╭─ Extract

Scalable Bayesian Optimization via Online Gaussian Processes

Speaker: Marcel Neugebauer, University of Cologne

Abstract: Bayesian optimization is a state-of-the-art method for optimizing black box functions. It typically assumes that the unknown function is a sample path of a Gaussian process, which serves as surrogate model. As observations are collected, the belief is getting updated, enabling both prediction and uncertainty quantification. An acquisition function then guides the selection of new evaluation points by leveraging the posterior belief to balance exploration of uncertain regions and exploitation of promising areas. However, standard algorithms recompute the entire Gaussian process with each new observation or hyperparameter update, limiting scalability for large datasets.
To overcome this drawback, we employ a low-rank approximation of the Gaussian process kernel matrix that enables both the incorporation of new observations and online hyperparameter learning. This leads to online Gaussian processes and scalable optimization.

Biography: Marcel Neugebauer is a PhD student in the Department of Mathematics and Computer Science (Division of Mathematics) at the University of Cologne, supervised by Angela Kunoth. He previously studied mathematics at the same university and completed his master's degree in November 2024, with Angela Kunoth and Michael Multerer as his thesis advisors. His primary research interests focus on the numerical challenges of Gaussian processes, particularly in the context of Bayesian optimization.

Host: Prof. Michael Multerer

╰─

Set problem -
Please rewrite the talk announcement from "To overcome this" to "of Bayesian optimization.", changing "low-rank" to "reduced-rank". The material after the talk announcement isn't needed.

╭─ Data shown

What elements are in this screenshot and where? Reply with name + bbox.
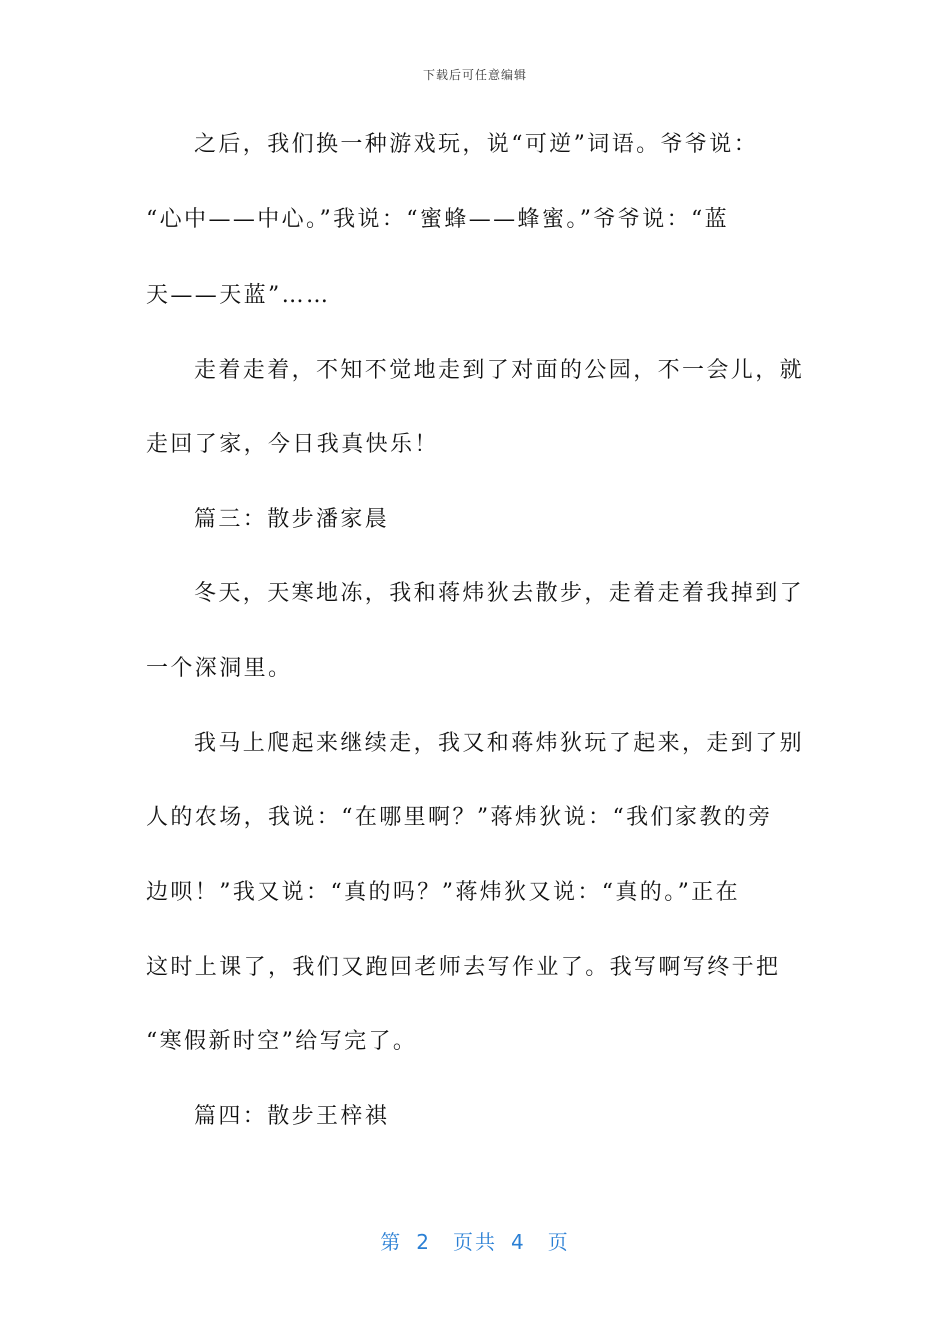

╰─

Reply -
To overcome this drawback, we employ a reduced-rank approximation of the Gaussian process kernel matrix that enables both the incorporation of new observations and online hyperparameter learning. This leads to online Gaussian processes and scalable optimization.

Biography: Marcel Neugebauer is a PhD student in the Department of Mathematics and Computer Science (Division of Mathematics) at the University of Cologne, supervised by Angela Kunoth. He previously studied mathematics at the same university and completed his master's degree in November 2024, with Angela Kunoth and Michael Multerer as his thesis advisors. His primary research interests focus on the numerical challenges of Gaussian processes, particularly in the context of Bayesian optimization.